>>

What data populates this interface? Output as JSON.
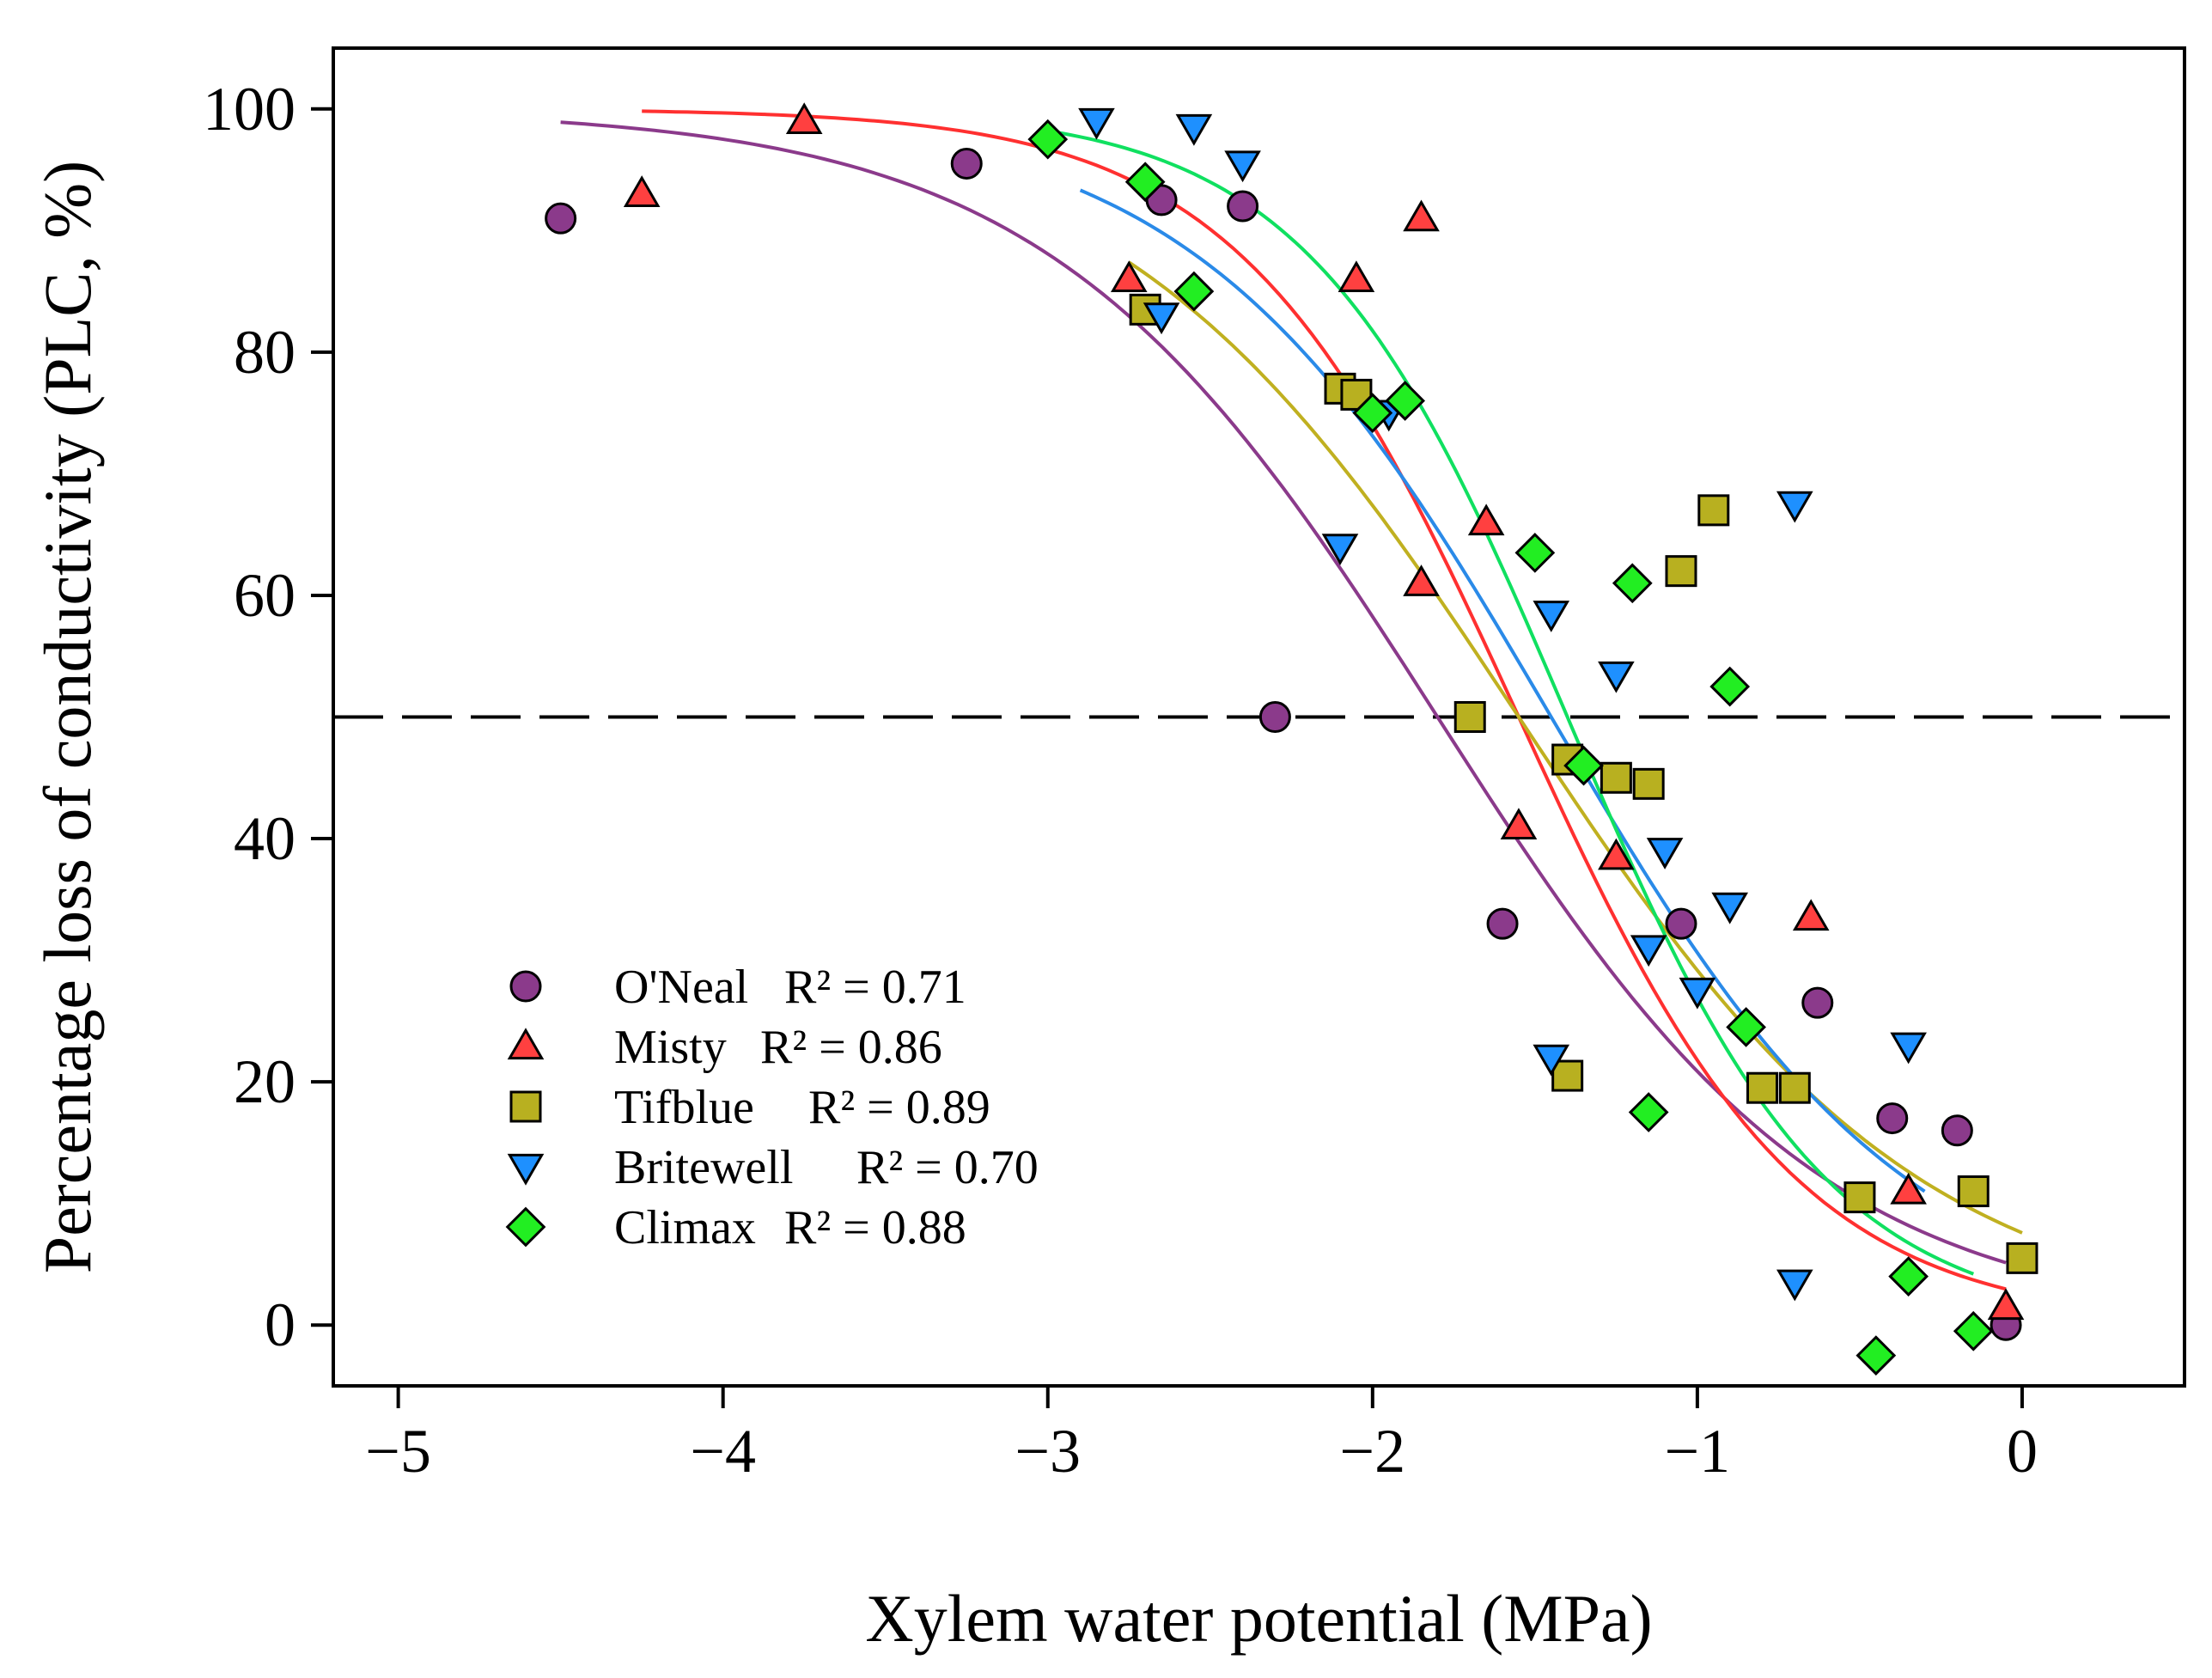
{
  "chart_data": {
    "type": "scatter",
    "xlabel": "Xylem water potential (MPa)",
    "ylabel": "Percentage loss of conductivity (PLC, %)",
    "xlim": [
      -5.2,
      0.5
    ],
    "ylim": [
      -5,
      105
    ],
    "xticks": [
      -5,
      -4,
      -3,
      -2,
      -1,
      0
    ],
    "xtick_labels": [
      "−5",
      "−4",
      "−3",
      "−2",
      "−1",
      "0"
    ],
    "yticks": [
      0,
      20,
      40,
      60,
      80,
      100
    ],
    "ytick_labels": [
      "0",
      "20",
      "40",
      "60",
      "80",
      "100"
    ],
    "reference_line": {
      "y": 50,
      "style": "dashed"
    },
    "legend_position": "lower-left",
    "series": [
      {
        "name": "O'Neal",
        "r2_label": "R² = 0.71",
        "marker": "circle",
        "color": "#8b3a8b",
        "line_color": "#8b3a8b",
        "points": [
          [
            -4.5,
            91
          ],
          [
            -3.25,
            95.5
          ],
          [
            -2.65,
            92.5
          ],
          [
            -2.4,
            92
          ],
          [
            -2.3,
            50
          ],
          [
            -1.6,
            33
          ],
          [
            -1.05,
            33
          ],
          [
            -0.63,
            26.5
          ],
          [
            -0.4,
            17
          ],
          [
            -0.2,
            16
          ],
          [
            -0.05,
            0
          ]
        ],
        "fit": {
          "x0": -1.8,
          "k": 0.6,
          "range": [
            -4.5,
            -0.05
          ]
        }
      },
      {
        "name": "Misty",
        "r2_label": "R² = 0.86",
        "marker": "triangle-up",
        "color": "#ff4040",
        "line_color": "#ff3030",
        "points": [
          [
            -4.25,
            93
          ],
          [
            -3.75,
            99
          ],
          [
            -2.75,
            86
          ],
          [
            -2.05,
            86
          ],
          [
            -1.85,
            91
          ],
          [
            -1.85,
            61
          ],
          [
            -1.65,
            66
          ],
          [
            -1.55,
            41
          ],
          [
            -1.25,
            38.5
          ],
          [
            -0.65,
            33.5
          ],
          [
            -0.35,
            11
          ],
          [
            -0.05,
            1.5
          ]
        ],
        "fit": {
          "x0": -1.55,
          "k": 0.43,
          "range": [
            -4.25,
            -0.05
          ]
        }
      },
      {
        "name": "Tifblue",
        "r2_label": "R² = 0.89",
        "marker": "square",
        "color": "#b8b020",
        "line_color": "#c0b020",
        "points": [
          [
            -2.7,
            83.5
          ],
          [
            -2.1,
            77
          ],
          [
            -2.05,
            76.5
          ],
          [
            -1.7,
            50
          ],
          [
            -1.4,
            46.5
          ],
          [
            -1.25,
            45
          ],
          [
            -1.15,
            44.5
          ],
          [
            -1.4,
            20.5
          ],
          [
            -1.05,
            62
          ],
          [
            -0.95,
            67
          ],
          [
            -0.8,
            19.5
          ],
          [
            -0.7,
            19.5
          ],
          [
            -0.5,
            10.5
          ],
          [
            -0.15,
            11
          ],
          [
            0.0,
            5.5
          ]
        ],
        "fit": {
          "x0": -1.55,
          "k": 0.62,
          "range": [
            -2.75,
            0.0
          ]
        }
      },
      {
        "name": "Britewell",
        "r2_label": "R² = 0.70",
        "marker": "triangle-down",
        "color": "#1e90ff",
        "line_color": "#2a8ae8",
        "points": [
          [
            -2.85,
            99
          ],
          [
            -2.55,
            98.5
          ],
          [
            -2.4,
            95.5
          ],
          [
            -2.65,
            83
          ],
          [
            -2.1,
            64
          ],
          [
            -1.95,
            75
          ],
          [
            -1.45,
            58.5
          ],
          [
            -1.45,
            22
          ],
          [
            -1.25,
            53.5
          ],
          [
            -1.1,
            39
          ],
          [
            -1.15,
            31
          ],
          [
            -1.0,
            27.5
          ],
          [
            -0.9,
            34.5
          ],
          [
            -0.7,
            3.5
          ],
          [
            -0.35,
            23
          ],
          [
            -0.7,
            67.5
          ]
        ],
        "fit": {
          "x0": -1.45,
          "k": 0.55,
          "range": [
            -2.9,
            -0.3
          ]
        }
      },
      {
        "name": "Climax",
        "r2_label": "R² = 0.88",
        "marker": "diamond",
        "color": "#22ee22",
        "line_color": "#10e060",
        "points": [
          [
            -3.0,
            97.5
          ],
          [
            -2.7,
            94
          ],
          [
            -2.55,
            85
          ],
          [
            -2.0,
            75
          ],
          [
            -1.9,
            76
          ],
          [
            -1.5,
            63.5
          ],
          [
            -1.35,
            46
          ],
          [
            -1.2,
            61
          ],
          [
            -1.15,
            17.5
          ],
          [
            -0.9,
            52.5
          ],
          [
            -0.85,
            24.5
          ],
          [
            -0.45,
            -2.5
          ],
          [
            -0.35,
            4
          ],
          [
            -0.15,
            -0.5
          ]
        ],
        "fit": {
          "x0": -1.4,
          "k": 0.4,
          "range": [
            -3.0,
            -0.15
          ]
        }
      }
    ]
  }
}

<<

**Written instruction:** Would you return the data exactly as written, without the pictures?

**Result:**
What data populates this interface? Output as JSON.
{
  "chart_data": {
    "type": "scatter",
    "xlabel": "Xylem water potential (MPa)",
    "ylabel": "Percentage loss of conductivity (PLC, %)",
    "xlim": [
      -5.2,
      0.5
    ],
    "ylim": [
      -5,
      105
    ],
    "xticks": [
      -5,
      -4,
      -3,
      -2,
      -1,
      0
    ],
    "xtick_labels": [
      "−5",
      "−4",
      "−3",
      "−2",
      "−1",
      "0"
    ],
    "yticks": [
      0,
      20,
      40,
      60,
      80,
      100
    ],
    "ytick_labels": [
      "0",
      "20",
      "40",
      "60",
      "80",
      "100"
    ],
    "reference_line": {
      "y": 50,
      "style": "dashed"
    },
    "legend_position": "lower-left",
    "series": [
      {
        "name": "O'Neal",
        "r2_label": "R² = 0.71",
        "marker": "circle",
        "color": "#8b3a8b",
        "line_color": "#8b3a8b",
        "points": [
          [
            -4.5,
            91
          ],
          [
            -3.25,
            95.5
          ],
          [
            -2.65,
            92.5
          ],
          [
            -2.4,
            92
          ],
          [
            -2.3,
            50
          ],
          [
            -1.6,
            33
          ],
          [
            -1.05,
            33
          ],
          [
            -0.63,
            26.5
          ],
          [
            -0.4,
            17
          ],
          [
            -0.2,
            16
          ],
          [
            -0.05,
            0
          ]
        ],
        "fit": {
          "x0": -1.8,
          "k": 0.6,
          "range": [
            -4.5,
            -0.05
          ]
        }
      },
      {
        "name": "Misty",
        "r2_label": "R² = 0.86",
        "marker": "triangle-up",
        "color": "#ff4040",
        "line_color": "#ff3030",
        "points": [
          [
            -4.25,
            93
          ],
          [
            -3.75,
            99
          ],
          [
            -2.75,
            86
          ],
          [
            -2.05,
            86
          ],
          [
            -1.85,
            91
          ],
          [
            -1.85,
            61
          ],
          [
            -1.65,
            66
          ],
          [
            -1.55,
            41
          ],
          [
            -1.25,
            38.5
          ],
          [
            -0.65,
            33.5
          ],
          [
            -0.35,
            11
          ],
          [
            -0.05,
            1.5
          ]
        ],
        "fit": {
          "x0": -1.55,
          "k": 0.43,
          "range": [
            -4.25,
            -0.05
          ]
        }
      },
      {
        "name": "Tifblue",
        "r2_label": "R² = 0.89",
        "marker": "square",
        "color": "#b8b020",
        "line_color": "#c0b020",
        "points": [
          [
            -2.7,
            83.5
          ],
          [
            -2.1,
            77
          ],
          [
            -2.05,
            76.5
          ],
          [
            -1.7,
            50
          ],
          [
            -1.4,
            46.5
          ],
          [
            -1.25,
            45
          ],
          [
            -1.15,
            44.5
          ],
          [
            -1.4,
            20.5
          ],
          [
            -1.05,
            62
          ],
          [
            -0.95,
            67
          ],
          [
            -0.8,
            19.5
          ],
          [
            -0.7,
            19.5
          ],
          [
            -0.5,
            10.5
          ],
          [
            -0.15,
            11
          ],
          [
            0.0,
            5.5
          ]
        ],
        "fit": {
          "x0": -1.55,
          "k": 0.62,
          "range": [
            -2.75,
            0.0
          ]
        }
      },
      {
        "name": "Britewell",
        "r2_label": "R² = 0.70",
        "marker": "triangle-down",
        "color": "#1e90ff",
        "line_color": "#2a8ae8",
        "points": [
          [
            -2.85,
            99
          ],
          [
            -2.55,
            98.5
          ],
          [
            -2.4,
            95.5
          ],
          [
            -2.65,
            83
          ],
          [
            -2.1,
            64
          ],
          [
            -1.95,
            75
          ],
          [
            -1.45,
            58.5
          ],
          [
            -1.45,
            22
          ],
          [
            -1.25,
            53.5
          ],
          [
            -1.1,
            39
          ],
          [
            -1.15,
            31
          ],
          [
            -1.0,
            27.5
          ],
          [
            -0.9,
            34.5
          ],
          [
            -0.7,
            3.5
          ],
          [
            -0.35,
            23
          ],
          [
            -0.7,
            67.5
          ]
        ],
        "fit": {
          "x0": -1.45,
          "k": 0.55,
          "range": [
            -2.9,
            -0.3
          ]
        }
      },
      {
        "name": "Climax",
        "r2_label": "R² = 0.88",
        "marker": "diamond",
        "color": "#22ee22",
        "line_color": "#10e060",
        "points": [
          [
            -3.0,
            97.5
          ],
          [
            -2.7,
            94
          ],
          [
            -2.55,
            85
          ],
          [
            -2.0,
            75
          ],
          [
            -1.9,
            76
          ],
          [
            -1.5,
            63.5
          ],
          [
            -1.35,
            46
          ],
          [
            -1.2,
            61
          ],
          [
            -1.15,
            17.5
          ],
          [
            -0.9,
            52.5
          ],
          [
            -0.85,
            24.5
          ],
          [
            -0.45,
            -2.5
          ],
          [
            -0.35,
            4
          ],
          [
            -0.15,
            -0.5
          ]
        ],
        "fit": {
          "x0": -1.4,
          "k": 0.4,
          "range": [
            -3.0,
            -0.15
          ]
        }
      }
    ]
  }
}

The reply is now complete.